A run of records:
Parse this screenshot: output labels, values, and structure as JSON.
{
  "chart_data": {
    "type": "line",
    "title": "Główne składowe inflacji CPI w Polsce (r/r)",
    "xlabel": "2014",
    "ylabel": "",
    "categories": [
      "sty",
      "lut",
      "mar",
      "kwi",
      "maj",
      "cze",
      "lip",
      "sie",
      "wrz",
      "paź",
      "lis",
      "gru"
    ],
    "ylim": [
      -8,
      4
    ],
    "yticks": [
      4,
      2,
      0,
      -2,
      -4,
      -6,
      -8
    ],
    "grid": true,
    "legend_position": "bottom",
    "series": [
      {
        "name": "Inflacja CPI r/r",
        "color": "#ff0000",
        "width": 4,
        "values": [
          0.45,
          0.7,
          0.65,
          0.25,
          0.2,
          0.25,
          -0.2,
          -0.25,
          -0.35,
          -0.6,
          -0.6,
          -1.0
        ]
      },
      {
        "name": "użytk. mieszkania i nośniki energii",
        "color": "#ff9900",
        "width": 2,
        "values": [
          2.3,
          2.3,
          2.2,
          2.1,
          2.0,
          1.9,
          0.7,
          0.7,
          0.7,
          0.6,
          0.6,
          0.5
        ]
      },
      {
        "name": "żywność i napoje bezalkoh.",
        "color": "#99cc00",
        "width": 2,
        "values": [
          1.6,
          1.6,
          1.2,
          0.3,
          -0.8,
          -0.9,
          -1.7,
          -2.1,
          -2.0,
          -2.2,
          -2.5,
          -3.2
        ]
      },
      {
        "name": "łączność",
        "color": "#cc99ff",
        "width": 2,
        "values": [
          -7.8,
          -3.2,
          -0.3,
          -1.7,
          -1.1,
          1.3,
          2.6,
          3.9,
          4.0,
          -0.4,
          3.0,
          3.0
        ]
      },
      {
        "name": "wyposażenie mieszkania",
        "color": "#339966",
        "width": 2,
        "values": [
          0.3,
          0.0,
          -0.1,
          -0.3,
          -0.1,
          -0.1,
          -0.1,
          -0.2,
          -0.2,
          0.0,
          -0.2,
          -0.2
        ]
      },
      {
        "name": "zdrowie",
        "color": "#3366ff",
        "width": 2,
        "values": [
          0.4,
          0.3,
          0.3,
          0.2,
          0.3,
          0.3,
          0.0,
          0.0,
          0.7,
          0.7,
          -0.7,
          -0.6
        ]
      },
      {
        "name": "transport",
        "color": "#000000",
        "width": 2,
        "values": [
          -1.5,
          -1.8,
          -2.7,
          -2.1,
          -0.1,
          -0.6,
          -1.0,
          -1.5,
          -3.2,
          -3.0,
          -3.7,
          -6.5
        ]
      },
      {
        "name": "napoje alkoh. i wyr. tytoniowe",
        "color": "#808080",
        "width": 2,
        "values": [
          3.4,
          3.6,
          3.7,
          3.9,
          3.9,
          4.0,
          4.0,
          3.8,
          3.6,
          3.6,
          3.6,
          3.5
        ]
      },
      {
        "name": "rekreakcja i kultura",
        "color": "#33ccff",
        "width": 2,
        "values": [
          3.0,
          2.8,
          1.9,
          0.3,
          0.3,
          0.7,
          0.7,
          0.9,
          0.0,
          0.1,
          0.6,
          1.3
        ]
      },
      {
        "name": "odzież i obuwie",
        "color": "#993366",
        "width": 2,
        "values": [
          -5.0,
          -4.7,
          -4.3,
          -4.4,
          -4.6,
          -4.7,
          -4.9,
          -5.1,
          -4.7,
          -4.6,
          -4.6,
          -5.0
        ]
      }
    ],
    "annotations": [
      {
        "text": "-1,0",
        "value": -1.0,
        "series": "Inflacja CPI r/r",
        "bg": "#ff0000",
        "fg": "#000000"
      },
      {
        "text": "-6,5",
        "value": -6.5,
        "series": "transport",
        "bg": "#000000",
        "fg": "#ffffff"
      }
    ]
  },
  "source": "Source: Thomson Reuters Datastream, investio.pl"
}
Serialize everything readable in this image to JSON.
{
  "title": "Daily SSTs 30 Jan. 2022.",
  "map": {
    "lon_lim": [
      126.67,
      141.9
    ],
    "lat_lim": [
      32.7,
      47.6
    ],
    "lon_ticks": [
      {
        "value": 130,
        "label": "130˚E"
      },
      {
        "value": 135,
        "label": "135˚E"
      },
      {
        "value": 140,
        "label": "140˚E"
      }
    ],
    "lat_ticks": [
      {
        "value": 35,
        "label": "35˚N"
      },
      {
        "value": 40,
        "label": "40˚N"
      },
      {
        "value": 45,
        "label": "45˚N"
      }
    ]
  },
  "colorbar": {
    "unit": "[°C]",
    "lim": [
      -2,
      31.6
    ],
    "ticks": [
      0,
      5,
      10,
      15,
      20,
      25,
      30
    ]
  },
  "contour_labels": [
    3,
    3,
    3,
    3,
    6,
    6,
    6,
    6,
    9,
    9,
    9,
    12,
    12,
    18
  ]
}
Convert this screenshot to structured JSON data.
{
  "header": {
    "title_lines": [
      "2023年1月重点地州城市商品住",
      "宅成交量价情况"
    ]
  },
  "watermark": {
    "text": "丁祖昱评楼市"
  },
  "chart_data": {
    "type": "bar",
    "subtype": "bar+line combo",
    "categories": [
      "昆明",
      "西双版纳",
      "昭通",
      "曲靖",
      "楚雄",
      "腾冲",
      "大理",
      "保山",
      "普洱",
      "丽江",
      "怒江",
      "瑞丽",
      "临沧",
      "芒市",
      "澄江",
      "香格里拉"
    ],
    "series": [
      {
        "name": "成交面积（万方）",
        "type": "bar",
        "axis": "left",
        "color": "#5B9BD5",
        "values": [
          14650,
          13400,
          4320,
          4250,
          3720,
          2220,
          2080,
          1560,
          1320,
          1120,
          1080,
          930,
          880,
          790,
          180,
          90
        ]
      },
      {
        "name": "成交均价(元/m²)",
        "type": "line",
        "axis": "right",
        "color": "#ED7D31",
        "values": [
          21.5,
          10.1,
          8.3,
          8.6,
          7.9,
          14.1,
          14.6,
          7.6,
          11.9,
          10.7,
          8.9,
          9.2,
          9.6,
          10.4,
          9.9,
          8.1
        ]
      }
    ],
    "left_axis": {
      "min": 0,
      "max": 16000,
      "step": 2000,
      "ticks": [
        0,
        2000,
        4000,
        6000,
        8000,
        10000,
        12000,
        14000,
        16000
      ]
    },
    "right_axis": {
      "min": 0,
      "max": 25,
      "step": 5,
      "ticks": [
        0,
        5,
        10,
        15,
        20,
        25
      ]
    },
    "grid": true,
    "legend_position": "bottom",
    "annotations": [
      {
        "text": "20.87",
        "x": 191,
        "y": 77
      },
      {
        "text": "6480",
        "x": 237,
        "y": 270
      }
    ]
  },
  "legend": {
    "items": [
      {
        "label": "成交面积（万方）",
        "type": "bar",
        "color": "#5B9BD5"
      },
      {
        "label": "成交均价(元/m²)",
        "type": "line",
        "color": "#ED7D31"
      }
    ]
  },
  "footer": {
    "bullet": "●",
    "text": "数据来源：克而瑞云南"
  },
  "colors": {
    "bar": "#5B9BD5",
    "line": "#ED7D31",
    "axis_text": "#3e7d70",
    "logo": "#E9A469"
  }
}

Given task: Each line of the material above must be retyped precisely.

Correct result:
Parse this screenshot: output labels, values, and structure as JSON.
{
  "chart_data": {
    "type": "line",
    "title": "Główne składowe inflacji CPI w Polsce (r/r)",
    "xlabel": "2014",
    "ylabel": "",
    "categories": [
      "sty",
      "lut",
      "mar",
      "kwi",
      "maj",
      "cze",
      "lip",
      "sie",
      "wrz",
      "paź",
      "lis",
      "gru"
    ],
    "ylim": [
      -8,
      4
    ],
    "yticks": [
      4,
      2,
      0,
      -2,
      -4,
      -6,
      -8
    ],
    "grid": true,
    "legend_position": "bottom",
    "series": [
      {
        "name": "Inflacja CPI r/r",
        "color": "#ff0000",
        "width": 4,
        "values": [
          0.45,
          0.7,
          0.65,
          0.25,
          0.2,
          0.25,
          -0.2,
          -0.25,
          -0.35,
          -0.6,
          -0.6,
          -1.0
        ]
      },
      {
        "name": "użytk. mieszkania i nośniki energii",
        "color": "#ff9900",
        "width": 2,
        "values": [
          2.3,
          2.3,
          2.2,
          2.1,
          2.0,
          1.9,
          0.7,
          0.7,
          0.7,
          0.6,
          0.6,
          0.5
        ]
      },
      {
        "name": "żywność i napoje bezalkoh.",
        "color": "#99cc00",
        "width": 2,
        "values": [
          1.6,
          1.6,
          1.2,
          0.3,
          -0.8,
          -0.9,
          -1.7,
          -2.1,
          -2.0,
          -2.2,
          -2.5,
          -3.2
        ]
      },
      {
        "name": "łączność",
        "color": "#cc99ff",
        "width": 2,
        "values": [
          -7.8,
          -3.2,
          -0.3,
          -1.7,
          -1.1,
          1.3,
          2.6,
          3.9,
          4.0,
          -0.4,
          3.0,
          3.0
        ]
      },
      {
        "name": "wyposażenie mieszkania",
        "color": "#339966",
        "width": 2,
        "values": [
          0.3,
          0.0,
          -0.1,
          -0.3,
          -0.1,
          -0.1,
          -0.1,
          -0.2,
          -0.2,
          0.0,
          -0.2,
          -0.2
        ]
      },
      {
        "name": "zdrowie",
        "color": "#3366ff",
        "width": 2,
        "values": [
          0.4,
          0.3,
          0.3,
          0.2,
          0.3,
          0.3,
          0.0,
          0.0,
          0.7,
          0.7,
          -0.7,
          -0.6
        ]
      },
      {
        "name": "transport",
        "color": "#000000",
        "width": 2,
        "values": [
          -1.5,
          -1.8,
          -2.7,
          -2.1,
          -0.1,
          -0.6,
          -1.0,
          -1.5,
          -3.2,
          -3.0,
          -3.7,
          -6.5
        ]
      },
      {
        "name": "napoje alkoh. i wyr. tytoniowe",
        "color": "#808080",
        "width": 2,
        "values": [
          3.4,
          3.6,
          3.7,
          3.9,
          3.9,
          4.0,
          4.0,
          3.8,
          3.6,
          3.6,
          3.6,
          3.5
        ]
      },
      {
        "name": "rekreakcja i kultura",
        "color": "#33ccff",
        "width": 2,
        "values": [
          3.0,
          2.8,
          1.9,
          0.3,
          0.3,
          0.7,
          0.7,
          0.9,
          0.0,
          0.1,
          0.6,
          1.3
        ]
      },
      {
        "name": "odzież i obuwie",
        "color": "#993366",
        "width": 2,
        "values": [
          -5.0,
          -4.7,
          -4.3,
          -4.4,
          -4.6,
          -4.7,
          -4.9,
          -5.1,
          -4.7,
          -4.6,
          -4.6,
          -5.0
        ]
      }
    ],
    "annotations": [
      {
        "text": "-1,0",
        "value": -1.0,
        "series": "Inflacja CPI r/r",
        "bg": "#ff0000",
        "fg": "#000000"
      },
      {
        "text": "-6,5",
        "value": -6.5,
        "series": "transport",
        "bg": "#000000",
        "fg": "#ffffff"
      }
    ]
  },
  "source": "Source: Thomson Reuters Datastream, investio.pl"
}
Serialize everything readable in this image to JSON.
{
  "title": "Daily SSTs 30 Jan. 2022.",
  "map": {
    "lon_lim": [
      126.67,
      141.9
    ],
    "lat_lim": [
      32.7,
      47.6
    ],
    "lon_ticks": [
      {
        "value": 130,
        "label": "130˚E"
      },
      {
        "value": 135,
        "label": "135˚E"
      },
      {
        "value": 140,
        "label": "140˚E"
      }
    ],
    "lat_ticks": [
      {
        "value": 35,
        "label": "35˚N"
      },
      {
        "value": 40,
        "label": "40˚N"
      },
      {
        "value": 45,
        "label": "45˚N"
      }
    ]
  },
  "colorbar": {
    "unit": "[°C]",
    "lim": [
      -2,
      31.6
    ],
    "ticks": [
      0,
      5,
      10,
      15,
      20,
      25,
      30
    ]
  },
  "contour_labels": [
    3,
    3,
    3,
    3,
    6,
    6,
    6,
    6,
    9,
    9,
    9,
    12,
    12,
    18
  ]
}
Convert this screenshot to structured JSON data.
{
  "header": {
    "title_lines": [
      "2023年1月重点地州城市商品住",
      "宅成交量价情况"
    ]
  },
  "watermark": {
    "text": "丁祖昱评楼市"
  },
  "chart_data": {
    "type": "bar",
    "subtype": "bar+line combo",
    "categories": [
      "昆明",
      "西双版纳",
      "昭通",
      "曲靖",
      "楚雄",
      "腾冲",
      "大理",
      "保山",
      "普洱",
      "丽江",
      "怒江",
      "瑞丽",
      "临沧",
      "芒市",
      "澄江",
      "香格里拉"
    ],
    "series": [
      {
        "name": "成交面积（万方）",
        "type": "bar",
        "axis": "left",
        "color": "#5B9BD5",
        "values": [
          14650,
          13400,
          4320,
          4250,
          3720,
          2220,
          2080,
          1560,
          1320,
          1120,
          1080,
          930,
          880,
          790,
          180,
          90
        ]
      },
      {
        "name": "成交均价(元/m²)",
        "type": "line",
        "axis": "right",
        "color": "#ED7D31",
        "values": [
          21.5,
          10.1,
          8.3,
          8.6,
          7.9,
          14.1,
          14.6,
          7.6,
          11.9,
          10.7,
          8.9,
          9.2,
          9.6,
          10.4,
          9.9,
          8.1
        ]
      }
    ],
    "left_axis": {
      "min": 0,
      "max": 16000,
      "step": 2000,
      "ticks": [
        0,
        2000,
        4000,
        6000,
        8000,
        10000,
        12000,
        14000,
        16000
      ]
    },
    "right_axis": {
      "min": 0,
      "max": 25,
      "step": 5,
      "ticks": [
        0,
        5,
        10,
        15,
        20,
        25
      ]
    },
    "grid": true,
    "legend_position": "bottom",
    "annotations": [
      {
        "text": "20.87",
        "x": 191,
        "y": 77
      },
      {
        "text": "6480",
        "x": 237,
        "y": 270
      }
    ]
  },
  "legend": {
    "items": [
      {
        "label": "成交面积（万方）",
        "type": "bar",
        "color": "#5B9BD5"
      },
      {
        "label": "成交均价(元/m²)",
        "type": "line",
        "color": "#ED7D31"
      }
    ]
  },
  "footer": {
    "bullet": "●",
    "text": "数据来源：克而瑞云南"
  },
  "colors": {
    "bar": "#5B9BD5",
    "line": "#ED7D31",
    "axis_text": "#3e7d70",
    "logo": "#E9A469"
  }
}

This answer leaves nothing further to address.